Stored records
.....
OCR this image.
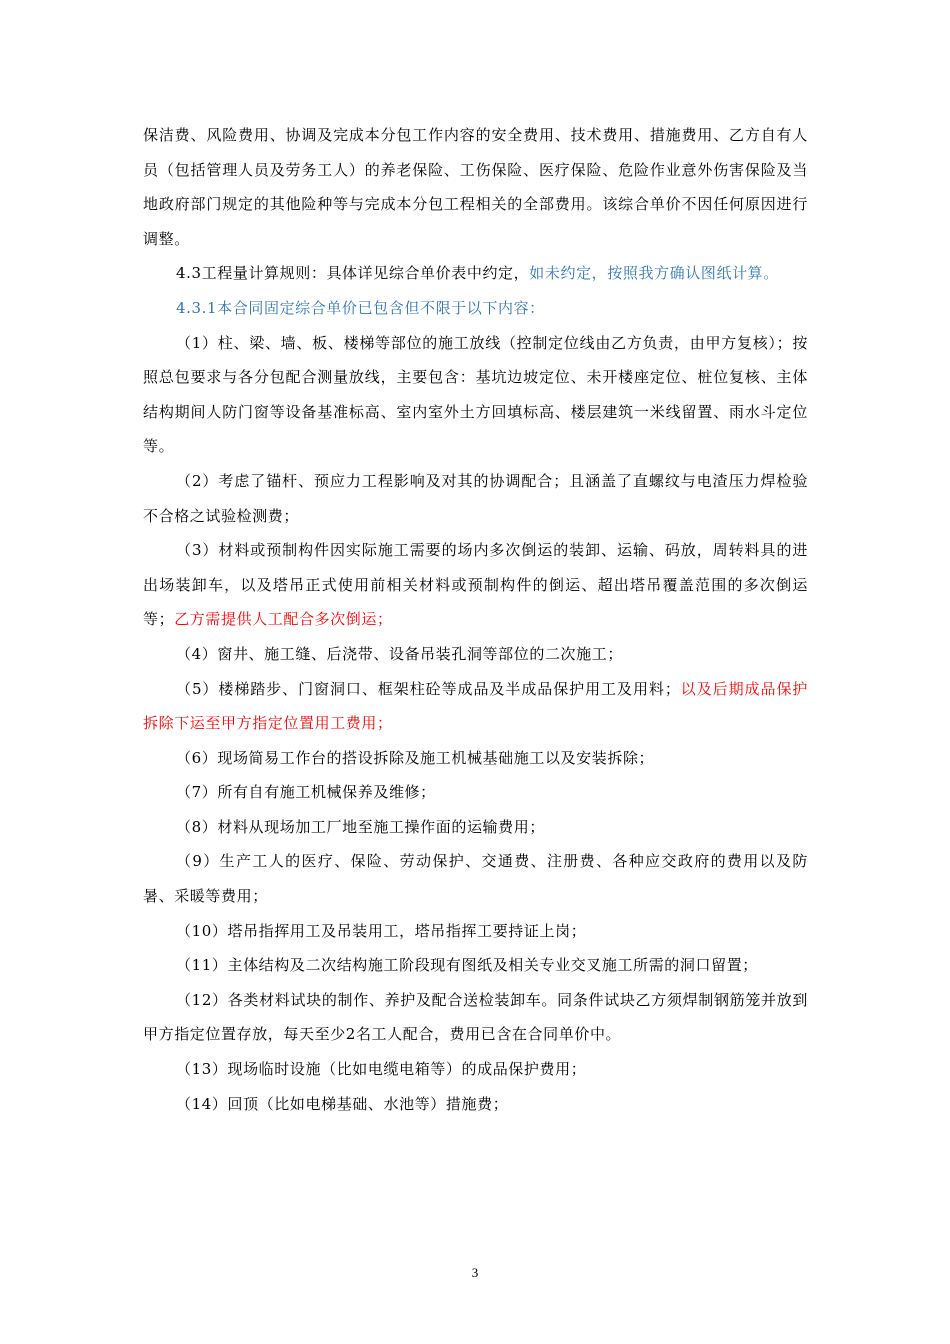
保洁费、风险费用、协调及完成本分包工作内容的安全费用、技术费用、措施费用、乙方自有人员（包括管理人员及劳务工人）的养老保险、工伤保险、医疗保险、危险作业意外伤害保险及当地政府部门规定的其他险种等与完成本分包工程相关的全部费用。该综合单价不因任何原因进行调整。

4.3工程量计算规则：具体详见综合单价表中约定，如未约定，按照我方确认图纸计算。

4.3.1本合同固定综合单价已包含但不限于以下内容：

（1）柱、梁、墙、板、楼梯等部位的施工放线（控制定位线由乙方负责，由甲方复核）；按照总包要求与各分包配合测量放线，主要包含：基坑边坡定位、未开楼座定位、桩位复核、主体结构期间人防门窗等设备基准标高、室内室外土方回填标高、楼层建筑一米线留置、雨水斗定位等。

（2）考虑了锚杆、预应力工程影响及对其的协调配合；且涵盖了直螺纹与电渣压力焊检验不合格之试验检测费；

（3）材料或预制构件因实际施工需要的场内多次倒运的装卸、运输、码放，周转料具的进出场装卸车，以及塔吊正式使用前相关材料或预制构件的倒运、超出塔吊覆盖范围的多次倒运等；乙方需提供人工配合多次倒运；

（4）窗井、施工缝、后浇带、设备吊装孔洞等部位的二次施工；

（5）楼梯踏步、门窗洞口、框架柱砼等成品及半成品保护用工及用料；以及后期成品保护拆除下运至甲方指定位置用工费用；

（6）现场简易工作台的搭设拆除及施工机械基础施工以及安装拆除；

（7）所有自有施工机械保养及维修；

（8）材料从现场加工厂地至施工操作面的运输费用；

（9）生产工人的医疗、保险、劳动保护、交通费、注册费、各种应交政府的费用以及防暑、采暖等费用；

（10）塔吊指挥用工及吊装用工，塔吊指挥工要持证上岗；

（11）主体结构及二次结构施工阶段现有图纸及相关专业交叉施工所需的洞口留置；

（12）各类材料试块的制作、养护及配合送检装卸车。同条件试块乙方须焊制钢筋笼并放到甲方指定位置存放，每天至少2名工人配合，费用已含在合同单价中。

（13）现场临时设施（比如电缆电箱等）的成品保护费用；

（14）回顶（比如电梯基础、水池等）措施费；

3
.....
• WHAT YOU SHOULD DO
Repeat the material above word for word, please, apart from its images.

• THE COMPLETED TASK
OCR this image.
保洁费、风险费用、协调及完成本分包工作内容的安全费用、技术费用、措施费用、乙方自有人员（包括管理人员及劳务工人）的养老保险、工伤保险、医疗保险、危险作业意外伤害保险及当地政府部门规定的其他险种等与完成本分包工程相关的全部费用。该综合单价不因任何原因进行调整。

4.3工程量计算规则：具体详见综合单价表中约定，如未约定，按照我方确认图纸计算。

4.3.1本合同固定综合单价已包含但不限于以下内容：

（1）柱、梁、墙、板、楼梯等部位的施工放线（控制定位线由乙方负责，由甲方复核）；按照总包要求与各分包配合测量放线，主要包含：基坑边坡定位、未开楼座定位、桩位复核、主体结构期间人防门窗等设备基准标高、室内室外土方回填标高、楼层建筑一米线留置、雨水斗定位等。

（2）考虑了锚杆、预应力工程影响及对其的协调配合；且涵盖了直螺纹与电渣压力焊检验不合格之试验检测费；

（3）材料或预制构件因实际施工需要的场内多次倒运的装卸、运输、码放，周转料具的进出场装卸车，以及塔吊正式使用前相关材料或预制构件的倒运、超出塔吊覆盖范围的多次倒运等；乙方需提供人工配合多次倒运；

（4）窗井、施工缝、后浇带、设备吊装孔洞等部位的二次施工；

（5）楼梯踏步、门窗洞口、框架柱砼等成品及半成品保护用工及用料；以及后期成品保护拆除下运至甲方指定位置用工费用；

（6）现场简易工作台的搭设拆除及施工机械基础施工以及安装拆除；

（7）所有自有施工机械保养及维修；

（8）材料从现场加工厂地至施工操作面的运输费用；

（9）生产工人的医疗、保险、劳动保护、交通费、注册费、各种应交政府的费用以及防暑、采暖等费用；

（10）塔吊指挥用工及吊装用工，塔吊指挥工要持证上岗；

（11）主体结构及二次结构施工阶段现有图纸及相关专业交叉施工所需的洞口留置；

（12）各类材料试块的制作、养护及配合送检装卸车。同条件试块乙方须焊制钢筋笼并放到甲方指定位置存放，每天至少2名工人配合，费用已含在合同单价中。

（13）现场临时设施（比如电缆电箱等）的成品保护费用；

（14）回顶（比如电梯基础、水池等）措施费；

3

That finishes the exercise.